▶ Direction: Scan the records and identify every line in which the string "them" occurs, then return those lines.

+++ Dataset extract +++

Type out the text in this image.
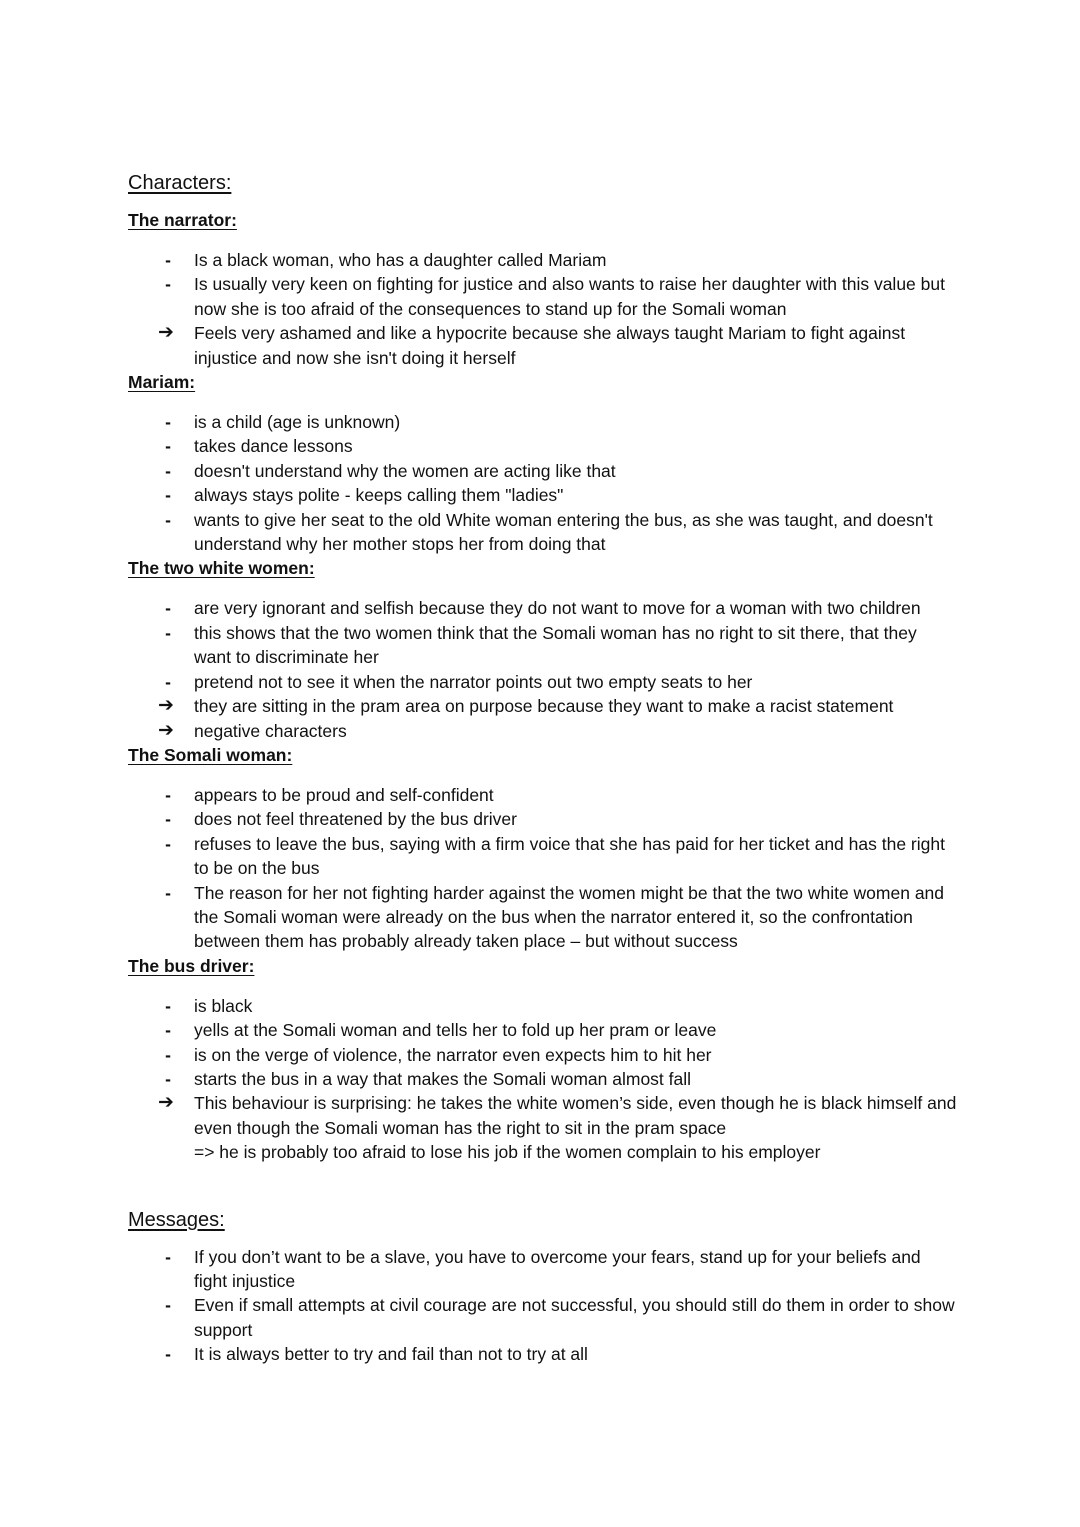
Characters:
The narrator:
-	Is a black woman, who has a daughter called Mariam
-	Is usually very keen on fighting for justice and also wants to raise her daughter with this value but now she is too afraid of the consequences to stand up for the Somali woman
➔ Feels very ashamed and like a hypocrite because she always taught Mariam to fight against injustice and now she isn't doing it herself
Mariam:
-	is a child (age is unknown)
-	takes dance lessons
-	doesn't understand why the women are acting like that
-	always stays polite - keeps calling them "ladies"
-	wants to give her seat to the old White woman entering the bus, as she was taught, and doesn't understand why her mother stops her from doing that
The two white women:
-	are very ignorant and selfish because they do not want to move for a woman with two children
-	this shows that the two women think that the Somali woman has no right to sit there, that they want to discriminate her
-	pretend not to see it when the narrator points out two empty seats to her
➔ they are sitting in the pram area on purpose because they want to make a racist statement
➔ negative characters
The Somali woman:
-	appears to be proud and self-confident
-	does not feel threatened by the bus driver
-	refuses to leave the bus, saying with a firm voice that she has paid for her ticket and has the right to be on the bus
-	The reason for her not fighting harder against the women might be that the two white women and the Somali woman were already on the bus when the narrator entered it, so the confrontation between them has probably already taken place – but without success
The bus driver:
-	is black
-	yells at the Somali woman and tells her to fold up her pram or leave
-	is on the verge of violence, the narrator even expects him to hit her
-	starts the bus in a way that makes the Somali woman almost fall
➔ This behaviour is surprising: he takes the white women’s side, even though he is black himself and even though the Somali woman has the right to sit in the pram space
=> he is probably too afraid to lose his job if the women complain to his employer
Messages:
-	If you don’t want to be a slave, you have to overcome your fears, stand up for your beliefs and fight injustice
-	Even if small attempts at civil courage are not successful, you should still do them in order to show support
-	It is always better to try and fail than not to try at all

+++
+++ Dataset extract +++

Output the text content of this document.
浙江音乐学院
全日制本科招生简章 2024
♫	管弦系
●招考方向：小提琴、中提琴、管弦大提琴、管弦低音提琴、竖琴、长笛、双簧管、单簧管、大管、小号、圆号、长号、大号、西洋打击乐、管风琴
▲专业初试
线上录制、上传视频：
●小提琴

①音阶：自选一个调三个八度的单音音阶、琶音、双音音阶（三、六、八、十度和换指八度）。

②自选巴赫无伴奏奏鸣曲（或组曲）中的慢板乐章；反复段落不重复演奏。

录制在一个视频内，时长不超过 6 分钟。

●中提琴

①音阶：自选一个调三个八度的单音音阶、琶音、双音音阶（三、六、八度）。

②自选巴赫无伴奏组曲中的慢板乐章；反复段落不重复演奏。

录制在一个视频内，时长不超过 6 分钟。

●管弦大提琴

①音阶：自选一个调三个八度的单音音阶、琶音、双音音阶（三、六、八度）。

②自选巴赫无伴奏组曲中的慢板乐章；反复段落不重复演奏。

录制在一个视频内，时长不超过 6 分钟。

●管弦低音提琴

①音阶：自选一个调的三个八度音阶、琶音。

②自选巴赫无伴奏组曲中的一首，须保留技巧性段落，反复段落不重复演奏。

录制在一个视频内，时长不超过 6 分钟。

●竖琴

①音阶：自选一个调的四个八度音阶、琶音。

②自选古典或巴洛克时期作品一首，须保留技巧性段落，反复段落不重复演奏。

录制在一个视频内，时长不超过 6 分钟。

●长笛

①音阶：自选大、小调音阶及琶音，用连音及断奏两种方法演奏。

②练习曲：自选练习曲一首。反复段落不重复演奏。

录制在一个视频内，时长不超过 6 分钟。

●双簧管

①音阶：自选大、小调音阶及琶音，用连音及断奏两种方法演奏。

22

+++

▶ Answer in full:
-	always stays polite - keeps calling them "ladies"
-	The reason for her not fighting harder against the women might be that the two white women and the Somali woman were already on the bus when the narrator entered it, so the confrontation between them has probably already taken place – but without success
-	Even if small attempts at civil courage are not successful, you should still do them in order to show support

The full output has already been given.